• Task brief:
Repeat, exactly and only, the lines from the one containing "Convert this document image to plain text." to the last line, inclusive; do not repeat the pictures.

• Exercise materials:
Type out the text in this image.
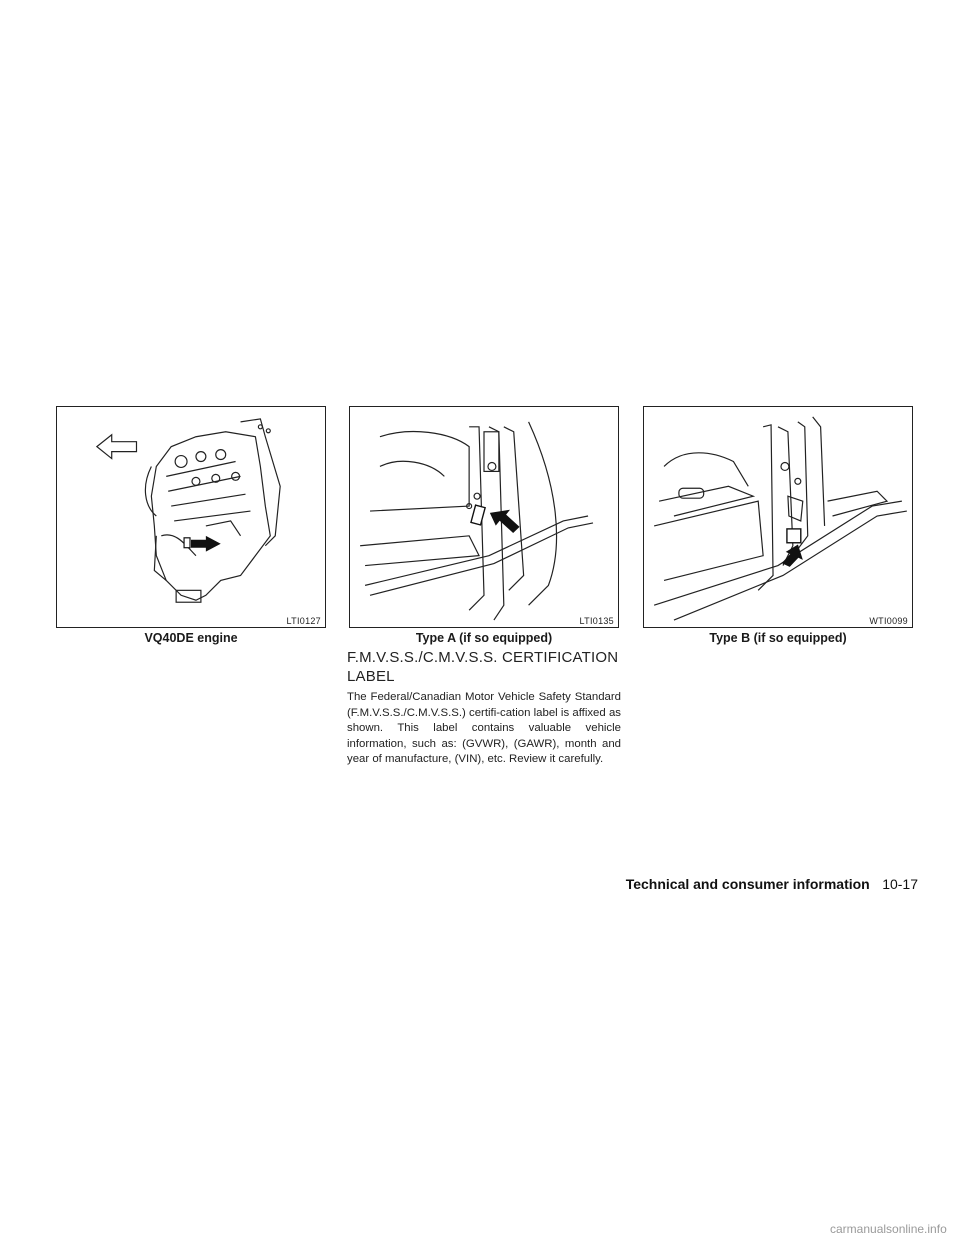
LTI0127
VQ40DE engine
LTI0135
Type A (if so equipped)
WTI0099
Type B (if so equipped)
F.M.V.S.S./C.M.V.S.S. CERTIFICATION LABEL

The Federal/Canadian Motor Vehicle Safety Standard (F.M.V.S.S./C.M.V.S.S.) certifi-cation label is affixed as shown. This label contains valuable vehicle information, such as: (GVWR), (GAWR), month and year of manufacture, (VIN), etc. Review it carefully.

Technical and consumer information 10-17
carmanualsonline.info
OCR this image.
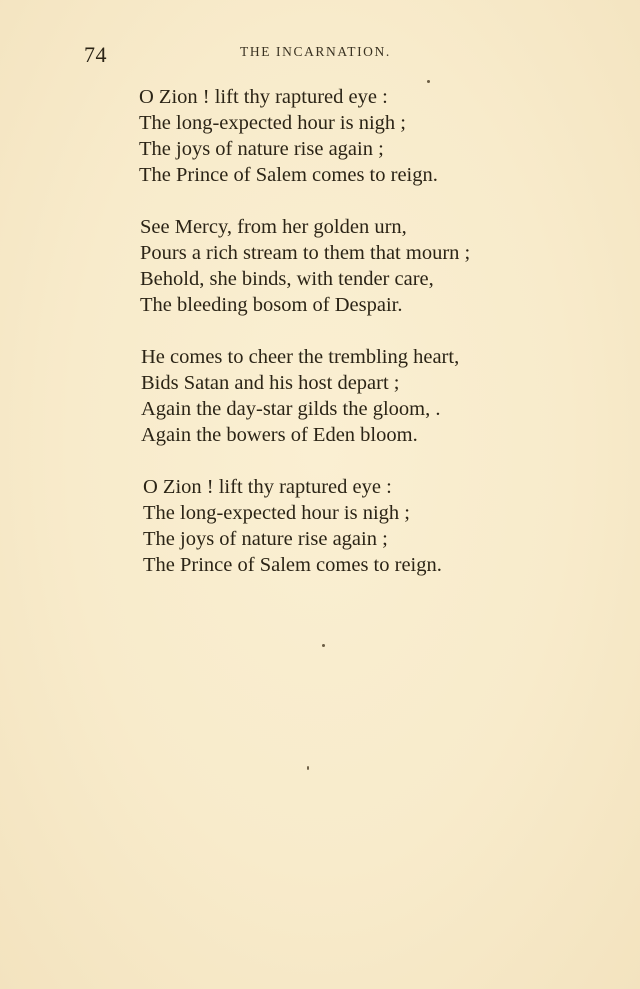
74	THE INCARNATION.
O Zion ! lift thy raptured eye :
The long-expected hour is nigh ;
The joys of nature rise again ;
The Prince of Salem comes to reign.
See Mercy, from her golden urn,
Pours a rich stream to them that mourn ;
Behold, she binds, with tender care,
The bleeding bosom of Despair.
He comes to cheer the trembling heart,
Bids Satan and his host depart ;
Again the day-star gilds the gloom, .
Again the bowers of Eden bloom.
O Zion ! lift thy raptured eye :
The long-expected hour is nigh ;
The joys of nature rise again ;
The Prince of Salem comes to reign.
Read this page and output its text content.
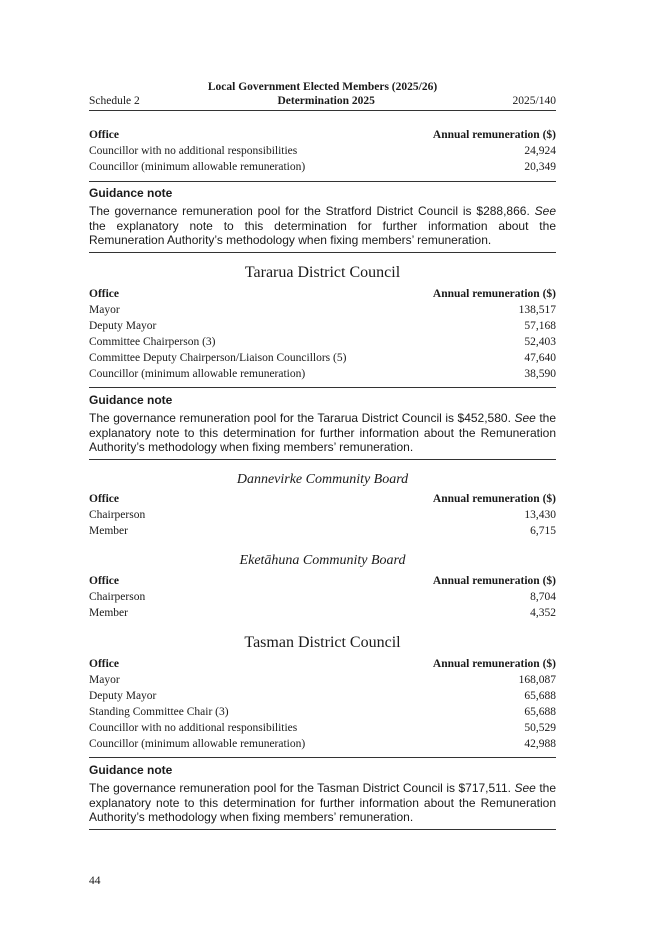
Local Government Elected Members (2025/26)
Schedule 2	Determination 2025	2025/140
Office	Annual remuneration ($)
Councillor with no additional responsibilities	24,924
Councillor (minimum allowable remuneration)	20,349
Guidance note
The governance remuneration pool for the Stratford District Council is $288,866. See the explanatory note to this determination for further information about the Remuneration Authority’s methodology when fixing members’ remuneration.
Tararua District Council
Office	Annual remuneration ($)
Mayor	138,517
Deputy Mayor	57,168
Committee Chairperson (3)	52,403
Committee Deputy Chairperson/Liaison Councillors (5)	47,640
Councillor (minimum allowable remuneration)	38,590
Guidance note
The governance remuneration pool for the Tararua District Council is $452,580. See the explanatory note to this determination for further information about the Remuneration Authority’s methodology when fixing members’ remuneration.
Dannevirke Community Board
Office	Annual remuneration ($)
Chairperson	13,430
Member	6,715
Eketāhuna Community Board
Office	Annual remuneration ($)
Chairperson	8,704
Member	4,352
Tasman District Council
Office	Annual remuneration ($)
Mayor	168,087
Deputy Mayor	65,688
Standing Committee Chair (3)	65,688
Councillor with no additional responsibilities	50,529
Councillor (minimum allowable remuneration)	42,988
Guidance note
The governance remuneration pool for the Tasman District Council is $717,511. See the explanatory note to this determination for further information about the Remuneration Authority’s methodology when fixing members’ remuneration.
44
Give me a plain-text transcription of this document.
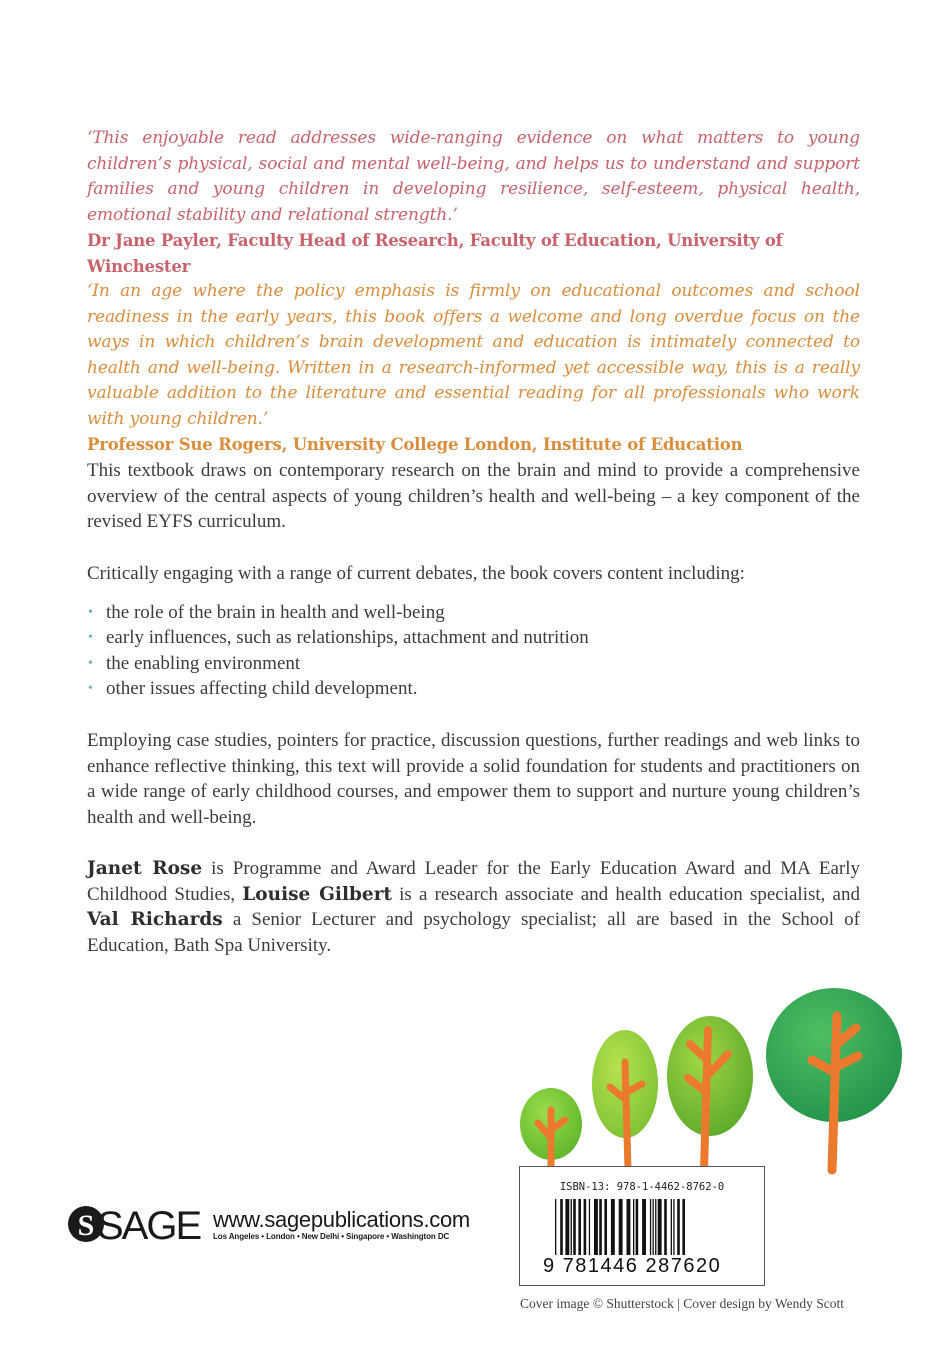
‘This enjoyable read addresses wide-ranging evidence on what matters to young children’s physical, social and mental well-being, and helps us to understand and support families and young children in developing resilience, self-esteem, physical health, emotional stability and relational strength.’

Dr Jane Payler, Faculty Head of Research, Faculty of Education, University of Winchester

‘In an age where the policy emphasis is firmly on educational outcomes and school readiness in the early years, this book offers a welcome and long overdue focus on the ways in which children’s brain development and education is intimately connected to health and well-being. Written in a research-informed yet accessible way, this is a really valuable addition to the literature and essential reading for all professionals who work with young children.’

Professor Sue Rogers, University College London, Institute of Education

This textbook draws on contemporary research on the brain and mind to provide a comprehensive overview of the central aspects of young children’s health and well-being – a key component of the revised EYFS curriculum.

Critically engaging with a range of current debates, the book covers content including:

• the role of the brain in health and well-being
• early influences, such as relationships, attachment and nutrition
• the enabling environment
• other issues affecting child development.

Employing case studies, pointers for practice, discussion questions, further readings and web links to enhance reflective thinking, this text will provide a solid foundation for students and practitioners on a wide range of early childhood courses, and empower them to support and nurture young children’s health and well-being.

Janet Rose is Programme and Award Leader for the Early Education Award and MA Early Childhood Studies, Louise Gilbert is a research associate and health education specialist, and Val Richards a Senior Lecturer and psychology specialist; all are based in the School of Education, Bath Spa University.

ISBN-13: 978-1-4462-8762-0
9 781446 287620
S SAGE www.sagepublications.com
Los Angeles • London • New Delhi • Singapore • Washington DC
Cover image © Shutterstock | Cover design by Wendy Scott
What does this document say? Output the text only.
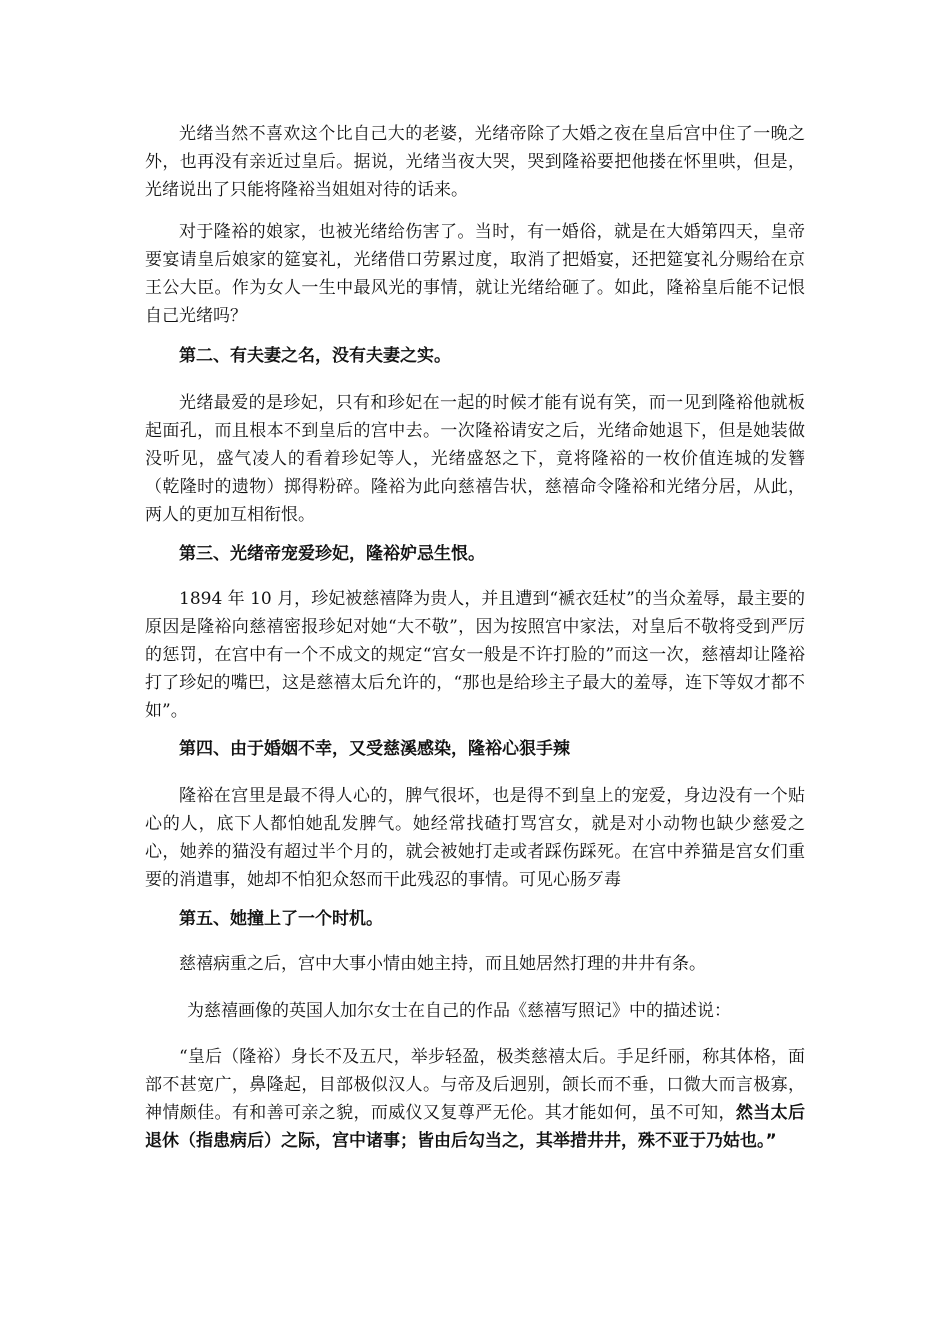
光绪当然不喜欢这个比自己大的老婆，光绪帝除了大婚之夜在皇后宫中住了一晚之外，也再没有亲近过皇后。据说，光绪当夜大哭，哭到隆裕要把他搂在怀里哄，但是，光绪说出了只能将隆裕当姐姐对待的话来。

对于隆裕的娘家，也被光绪给伤害了。当时，有一婚俗，就是在大婚第四天，皇帝要宴请皇后娘家的筵宴礼，光绪借口劳累过度，取消了把婚宴，还把筵宴礼分赐给在京王公大臣。作为女人一生中最风光的事情，就让光绪给砸了。如此，隆裕皇后能不记恨自己光绪吗？

第二、有夫妻之名，没有夫妻之实。

光绪最爱的是珍妃，只有和珍妃在一起的时候才能有说有笑，而一见到隆裕他就板起面孔，而且根本不到皇后的宫中去。一次隆裕请安之后，光绪命她退下，但是她装做没听见，盛气凌人的看着珍妃等人，光绪盛怒之下，竟将隆裕的一枚价值连城的发簪（乾隆时的遗物）掷得粉碎。隆裕为此向慈禧告状，慈禧命令隆裕和光绪分居，从此，两人的更加互相衔恨。

第三、光绪帝宠爱珍妃，隆裕妒忌生恨。

1894 年 10 月，珍妃被慈禧降为贵人，并且遭到“褫衣廷杖”的当众羞辱，最主要的原因是隆裕向慈禧密报珍妃对她“大不敬”，因为按照宫中家法，对皇后不敬将受到严厉的惩罚，在宫中有一个不成文的规定“宫女一般是不许打脸的”而这一次，慈禧却让隆裕打了珍妃的嘴巴，这是慈禧太后允许的，“那也是给珍主子最大的羞辱，连下等奴才都不如”。

第四、由于婚姻不幸，又受慈溪感染，隆裕心狠手辣

隆裕在宫里是最不得人心的，脾气很坏，也是得不到皇上的宠爱，身边没有一个贴心的人，底下人都怕她乱发脾气。她经常找碴打骂宫女，就是对小动物也缺少慈爱之心，她养的猫没有超过半个月的，就会被她打走或者踩伤踩死。在宫中养猫是宫女们重要的消遣事，她却不怕犯众怒而干此残忍的事情。可见心肠歹毒

第五、她撞上了一个时机。

慈禧病重之后，宫中大事小情由她主持，而且她居然打理的井井有条。

为慈禧画像的英国人加尔女士在自己的作品《慈禧写照记》中的描述说：

“皇后（隆裕）身长不及五尺，举步轻盈，极类慈禧太后。手足纤丽，称其体格，面部不甚宽广，鼻隆起，目部极似汉人。与帝及后迥别，颌长而不垂，口微大而言极寡，神情颇佳。有和善可亲之貌，而威仪又复尊严无伦。其才能如何，虽不可知，然当太后退休（指患病后）之际，宫中诸事；皆由后勾当之，其举措井井，殊不亚于乃姑也。”
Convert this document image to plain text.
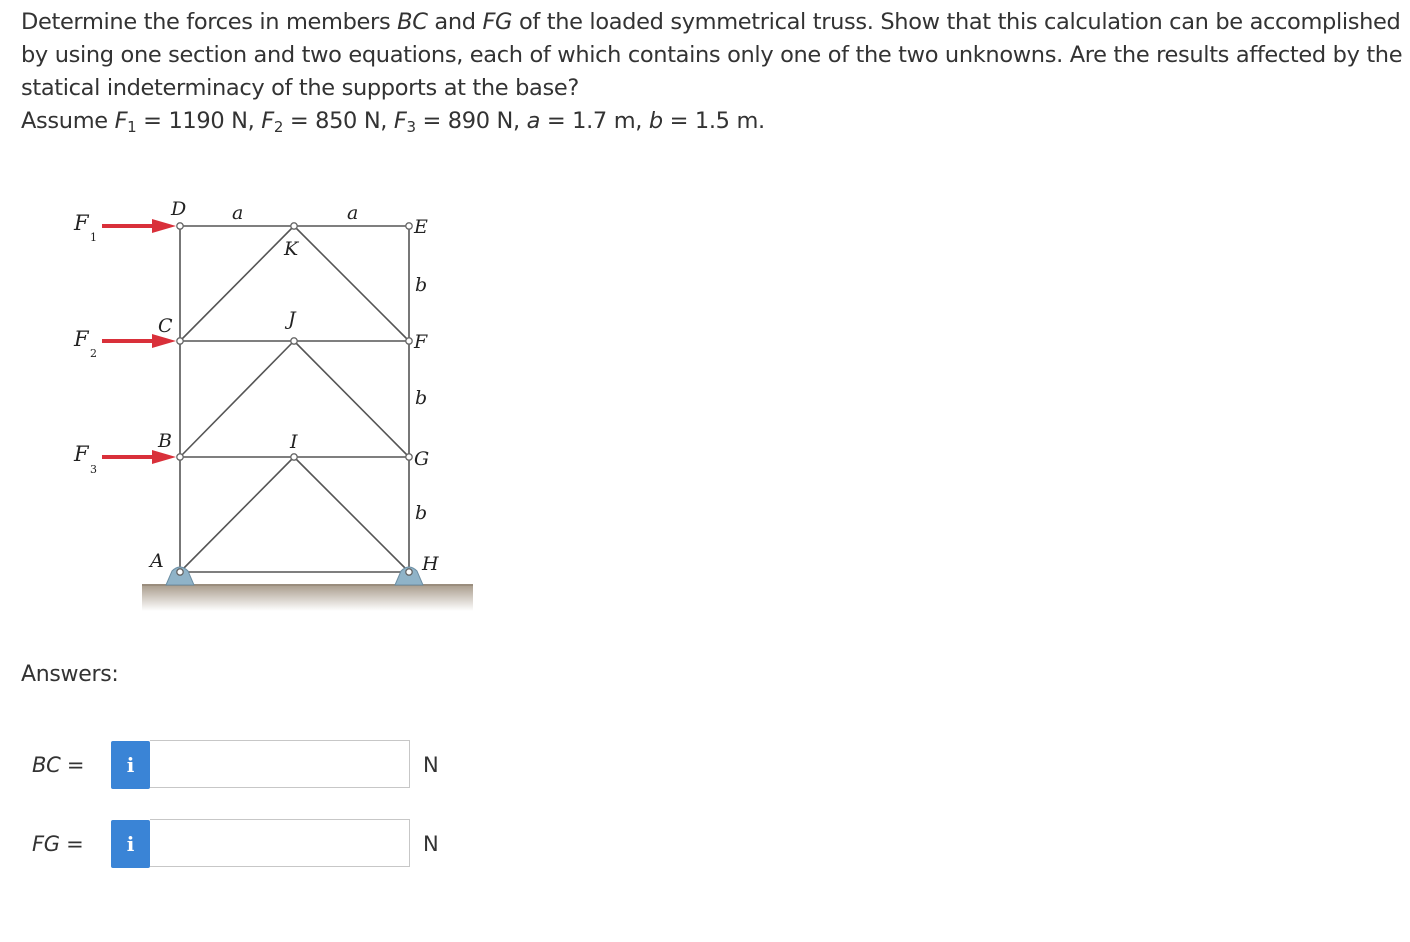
Determine the forces in members BC and FG of the loaded symmetrical truss. Show that this calculation can be accomplished by using one section and two equations, each of which contains only one of the two unknowns. Are the results affected by the statical indeterminacy of the supports at the base?

Assume $F_1 = 1190$ N, $F_2 = 850$ N, $F_3 = 890$ N, a = 1.7 m, b = 1.5 m.

F
1
F
2
F
3
D
K
E
C	J
F
B	I
G
A	H
a	a
b
b
b
Answers:
BC =	i	N
FG =	i	N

• Solution to the problem:
Convert this document image to plain text.
Determine the forces in members BC and FG of the loaded symmetrical truss. Show that this calculation can be accomplished by using one section and two equations, each of which contains only one of the two unknowns. Are the results affected by the statical indeterminacy of the supports at the base?

Assume $F_1 = 1190$ N, $F_2 = 850$ N, $F_3 = 890$ N, a = 1.7 m, b = 1.5 m.

F
1
F
2
F
3
D
K
E
C	J
F
B	I
G
A	H
a	a
b
b
b
Answers:
BC =	i	N
FG =	i	N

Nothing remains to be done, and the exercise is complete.